_Input records_
_ _ _

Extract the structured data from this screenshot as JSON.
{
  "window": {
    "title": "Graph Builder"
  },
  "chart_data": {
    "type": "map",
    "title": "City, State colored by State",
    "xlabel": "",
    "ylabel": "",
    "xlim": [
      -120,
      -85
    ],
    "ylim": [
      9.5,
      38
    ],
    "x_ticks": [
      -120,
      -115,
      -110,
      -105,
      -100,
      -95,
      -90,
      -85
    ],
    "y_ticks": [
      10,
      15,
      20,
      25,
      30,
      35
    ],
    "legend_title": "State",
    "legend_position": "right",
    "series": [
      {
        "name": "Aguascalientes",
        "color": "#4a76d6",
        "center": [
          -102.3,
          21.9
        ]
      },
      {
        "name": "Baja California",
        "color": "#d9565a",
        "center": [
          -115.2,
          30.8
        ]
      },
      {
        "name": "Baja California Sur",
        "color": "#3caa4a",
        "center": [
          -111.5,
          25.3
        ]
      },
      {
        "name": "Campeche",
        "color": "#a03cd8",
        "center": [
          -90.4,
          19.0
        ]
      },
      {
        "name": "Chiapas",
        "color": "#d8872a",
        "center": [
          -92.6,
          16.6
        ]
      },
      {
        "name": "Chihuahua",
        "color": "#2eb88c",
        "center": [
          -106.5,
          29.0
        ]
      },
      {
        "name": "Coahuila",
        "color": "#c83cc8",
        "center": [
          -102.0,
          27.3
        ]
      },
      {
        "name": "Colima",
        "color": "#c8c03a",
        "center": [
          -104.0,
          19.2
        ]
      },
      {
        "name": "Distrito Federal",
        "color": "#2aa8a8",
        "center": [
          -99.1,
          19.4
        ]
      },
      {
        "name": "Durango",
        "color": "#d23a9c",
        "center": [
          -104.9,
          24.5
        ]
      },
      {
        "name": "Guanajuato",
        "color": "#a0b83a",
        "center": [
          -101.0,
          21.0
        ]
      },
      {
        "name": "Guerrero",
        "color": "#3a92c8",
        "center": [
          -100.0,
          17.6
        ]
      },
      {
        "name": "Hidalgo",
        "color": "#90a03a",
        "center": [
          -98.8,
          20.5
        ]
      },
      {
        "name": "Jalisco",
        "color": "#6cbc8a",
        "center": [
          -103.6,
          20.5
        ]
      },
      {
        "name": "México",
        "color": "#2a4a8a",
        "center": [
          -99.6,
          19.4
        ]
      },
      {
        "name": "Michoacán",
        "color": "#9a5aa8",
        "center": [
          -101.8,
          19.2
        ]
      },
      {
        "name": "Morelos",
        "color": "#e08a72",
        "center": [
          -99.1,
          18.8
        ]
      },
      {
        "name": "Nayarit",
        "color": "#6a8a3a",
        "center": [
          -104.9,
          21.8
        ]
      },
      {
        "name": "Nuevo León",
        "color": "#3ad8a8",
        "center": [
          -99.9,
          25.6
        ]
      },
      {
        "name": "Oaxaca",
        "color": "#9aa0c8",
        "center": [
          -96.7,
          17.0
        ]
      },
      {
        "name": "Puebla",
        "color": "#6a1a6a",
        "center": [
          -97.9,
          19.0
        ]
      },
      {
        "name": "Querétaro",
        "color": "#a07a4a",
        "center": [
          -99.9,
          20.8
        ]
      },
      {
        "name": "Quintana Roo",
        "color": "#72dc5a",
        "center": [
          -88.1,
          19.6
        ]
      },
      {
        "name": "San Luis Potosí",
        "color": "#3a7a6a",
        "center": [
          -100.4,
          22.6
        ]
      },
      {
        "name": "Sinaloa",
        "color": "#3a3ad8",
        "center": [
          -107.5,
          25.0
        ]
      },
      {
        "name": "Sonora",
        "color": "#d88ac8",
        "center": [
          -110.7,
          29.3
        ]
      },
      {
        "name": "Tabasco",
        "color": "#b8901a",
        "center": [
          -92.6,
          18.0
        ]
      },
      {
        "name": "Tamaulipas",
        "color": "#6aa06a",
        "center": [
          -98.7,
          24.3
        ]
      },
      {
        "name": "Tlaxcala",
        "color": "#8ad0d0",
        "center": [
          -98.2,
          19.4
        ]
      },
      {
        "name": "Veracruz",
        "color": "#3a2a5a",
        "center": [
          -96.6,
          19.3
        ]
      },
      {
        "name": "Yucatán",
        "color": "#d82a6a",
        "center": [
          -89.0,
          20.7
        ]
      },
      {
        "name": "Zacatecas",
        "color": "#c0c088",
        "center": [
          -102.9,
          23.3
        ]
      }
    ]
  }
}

_ _ _

_Short problem_
Retype the material above, line by line, exactly.

_Output of the task_
Extract the structured data from this screenshot as JSON.
{
  "window": {
    "title": "Graph Builder"
  },
  "chart_data": {
    "type": "map",
    "title": "City, State colored by State",
    "xlabel": "",
    "ylabel": "",
    "xlim": [
      -120,
      -85
    ],
    "ylim": [
      9.5,
      38
    ],
    "x_ticks": [
      -120,
      -115,
      -110,
      -105,
      -100,
      -95,
      -90,
      -85
    ],
    "y_ticks": [
      10,
      15,
      20,
      25,
      30,
      35
    ],
    "legend_title": "State",
    "legend_position": "right",
    "series": [
      {
        "name": "Aguascalientes",
        "color": "#4a76d6",
        "center": [
          -102.3,
          21.9
        ]
      },
      {
        "name": "Baja California",
        "color": "#d9565a",
        "center": [
          -115.2,
          30.8
        ]
      },
      {
        "name": "Baja California Sur",
        "color": "#3caa4a",
        "center": [
          -111.5,
          25.3
        ]
      },
      {
        "name": "Campeche",
        "color": "#a03cd8",
        "center": [
          -90.4,
          19.0
        ]
      },
      {
        "name": "Chiapas",
        "color": "#d8872a",
        "center": [
          -92.6,
          16.6
        ]
      },
      {
        "name": "Chihuahua",
        "color": "#2eb88c",
        "center": [
          -106.5,
          29.0
        ]
      },
      {
        "name": "Coahuila",
        "color": "#c83cc8",
        "center": [
          -102.0,
          27.3
        ]
      },
      {
        "name": "Colima",
        "color": "#c8c03a",
        "center": [
          -104.0,
          19.2
        ]
      },
      {
        "name": "Distrito Federal",
        "color": "#2aa8a8",
        "center": [
          -99.1,
          19.4
        ]
      },
      {
        "name": "Durango",
        "color": "#d23a9c",
        "center": [
          -104.9,
          24.5
        ]
      },
      {
        "name": "Guanajuato",
        "color": "#a0b83a",
        "center": [
          -101.0,
          21.0
        ]
      },
      {
        "name": "Guerrero",
        "color": "#3a92c8",
        "center": [
          -100.0,
          17.6
        ]
      },
      {
        "name": "Hidalgo",
        "color": "#90a03a",
        "center": [
          -98.8,
          20.5
        ]
      },
      {
        "name": "Jalisco",
        "color": "#6cbc8a",
        "center": [
          -103.6,
          20.5
        ]
      },
      {
        "name": "México",
        "color": "#2a4a8a",
        "center": [
          -99.6,
          19.4
        ]
      },
      {
        "name": "Michoacán",
        "color": "#9a5aa8",
        "center": [
          -101.8,
          19.2
        ]
      },
      {
        "name": "Morelos",
        "color": "#e08a72",
        "center": [
          -99.1,
          18.8
        ]
      },
      {
        "name": "Nayarit",
        "color": "#6a8a3a",
        "center": [
          -104.9,
          21.8
        ]
      },
      {
        "name": "Nuevo León",
        "color": "#3ad8a8",
        "center": [
          -99.9,
          25.6
        ]
      },
      {
        "name": "Oaxaca",
        "color": "#9aa0c8",
        "center": [
          -96.7,
          17.0
        ]
      },
      {
        "name": "Puebla",
        "color": "#6a1a6a",
        "center": [
          -97.9,
          19.0
        ]
      },
      {
        "name": "Querétaro",
        "color": "#a07a4a",
        "center": [
          -99.9,
          20.8
        ]
      },
      {
        "name": "Quintana Roo",
        "color": "#72dc5a",
        "center": [
          -88.1,
          19.6
        ]
      },
      {
        "name": "San Luis Potosí",
        "color": "#3a7a6a",
        "center": [
          -100.4,
          22.6
        ]
      },
      {
        "name": "Sinaloa",
        "color": "#3a3ad8",
        "center": [
          -107.5,
          25.0
        ]
      },
      {
        "name": "Sonora",
        "color": "#d88ac8",
        "center": [
          -110.7,
          29.3
        ]
      },
      {
        "name": "Tabasco",
        "color": "#b8901a",
        "center": [
          -92.6,
          18.0
        ]
      },
      {
        "name": "Tamaulipas",
        "color": "#6aa06a",
        "center": [
          -98.7,
          24.3
        ]
      },
      {
        "name": "Tlaxcala",
        "color": "#8ad0d0",
        "center": [
          -98.2,
          19.4
        ]
      },
      {
        "name": "Veracruz",
        "color": "#3a2a5a",
        "center": [
          -96.6,
          19.3
        ]
      },
      {
        "name": "Yucatán",
        "color": "#d82a6a",
        "center": [
          -89.0,
          20.7
        ]
      },
      {
        "name": "Zacatecas",
        "color": "#c0c088",
        "center": [
          -102.9,
          23.3
        ]
      }
    ]
  }
}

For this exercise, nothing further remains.